**Input:**
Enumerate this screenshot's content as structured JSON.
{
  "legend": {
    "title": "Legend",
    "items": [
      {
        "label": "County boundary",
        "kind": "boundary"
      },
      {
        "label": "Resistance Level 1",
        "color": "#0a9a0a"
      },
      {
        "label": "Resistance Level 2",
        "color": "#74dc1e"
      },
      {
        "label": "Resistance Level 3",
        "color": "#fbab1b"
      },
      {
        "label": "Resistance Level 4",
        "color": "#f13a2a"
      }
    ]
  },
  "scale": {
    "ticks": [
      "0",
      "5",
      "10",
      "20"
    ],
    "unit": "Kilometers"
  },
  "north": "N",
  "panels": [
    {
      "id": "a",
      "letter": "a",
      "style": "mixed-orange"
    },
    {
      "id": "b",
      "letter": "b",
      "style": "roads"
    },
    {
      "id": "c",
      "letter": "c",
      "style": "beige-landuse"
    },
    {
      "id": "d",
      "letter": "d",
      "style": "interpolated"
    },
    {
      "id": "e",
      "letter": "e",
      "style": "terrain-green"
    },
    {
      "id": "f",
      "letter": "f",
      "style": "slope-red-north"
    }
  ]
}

**Directive:**
Gather each line from the entries above that includes the word "Resistance".

**Solution below:**
        "label": "Resistance Level 1",
        "label": "Resistance Level 2",
        "label": "Resistance Level 3",
        "label": "Resistance Level 4",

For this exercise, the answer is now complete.